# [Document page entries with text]
========

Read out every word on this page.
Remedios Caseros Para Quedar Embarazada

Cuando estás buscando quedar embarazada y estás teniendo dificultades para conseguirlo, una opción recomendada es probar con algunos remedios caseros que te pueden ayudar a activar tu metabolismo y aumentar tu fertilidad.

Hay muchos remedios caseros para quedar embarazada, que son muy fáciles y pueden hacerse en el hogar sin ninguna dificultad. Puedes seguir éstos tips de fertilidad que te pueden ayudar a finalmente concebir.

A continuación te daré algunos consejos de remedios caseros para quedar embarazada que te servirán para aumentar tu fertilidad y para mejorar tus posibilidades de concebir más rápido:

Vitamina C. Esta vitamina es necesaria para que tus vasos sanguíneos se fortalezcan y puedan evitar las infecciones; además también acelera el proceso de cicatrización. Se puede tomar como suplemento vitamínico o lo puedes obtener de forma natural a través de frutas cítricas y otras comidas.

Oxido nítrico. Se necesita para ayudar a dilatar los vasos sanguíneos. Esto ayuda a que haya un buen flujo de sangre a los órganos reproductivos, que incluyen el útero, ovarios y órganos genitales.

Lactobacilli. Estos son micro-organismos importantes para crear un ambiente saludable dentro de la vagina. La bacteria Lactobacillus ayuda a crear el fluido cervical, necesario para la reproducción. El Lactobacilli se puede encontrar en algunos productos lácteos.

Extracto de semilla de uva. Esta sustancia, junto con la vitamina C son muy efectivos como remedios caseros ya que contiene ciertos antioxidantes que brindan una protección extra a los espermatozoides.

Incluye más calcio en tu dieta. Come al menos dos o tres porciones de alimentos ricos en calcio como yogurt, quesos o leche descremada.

========

# [TASK]
Retype the records above in full, with no differences.

# [WRITTEN RESPONSE]
Read out every word on this page.
Remedios Caseros Para Quedar Embarazada

Cuando estás buscando quedar embarazada y estás teniendo dificultades para conseguirlo, una opción recomendada es probar con algunos remedios caseros que te pueden ayudar a activar tu metabolismo y aumentar tu fertilidad.

Hay muchos remedios caseros para quedar embarazada, que son muy fáciles y pueden hacerse en el hogar sin ninguna dificultad. Puedes seguir éstos tips de fertilidad que te pueden ayudar a finalmente concebir.

A continuación te daré algunos consejos de remedios caseros para quedar embarazada que te servirán para aumentar tu fertilidad y para mejorar tus posibilidades de concebir más rápido:

Vitamina C. Esta vitamina es necesaria para que tus vasos sanguíneos se fortalezcan y puedan evitar las infecciones; además también acelera el proceso de cicatrización. Se puede tomar como suplemento vitamínico o lo puedes obtener de forma natural a través de frutas cítricas y otras comidas.

Oxido nítrico. Se necesita para ayudar a dilatar los vasos sanguíneos. Esto ayuda a que haya un buen flujo de sangre a los órganos reproductivos, que incluyen el útero, ovarios y órganos genitales.

Lactobacilli. Estos son micro-organismos importantes para crear un ambiente saludable dentro de la vagina. La bacteria Lactobacillus ayuda a crear el fluido cervical, necesario para la reproducción. El Lactobacilli se puede encontrar en algunos productos lácteos.

Extracto de semilla de uva. Esta sustancia, junto con la vitamina C son muy efectivos como remedios caseros ya que contiene ciertos antioxidantes que brindan una protección extra a los espermatozoides.

Incluye más calcio en tu dieta. Come al menos dos o tres porciones de alimentos ricos en calcio como yogurt, quesos o leche descremada.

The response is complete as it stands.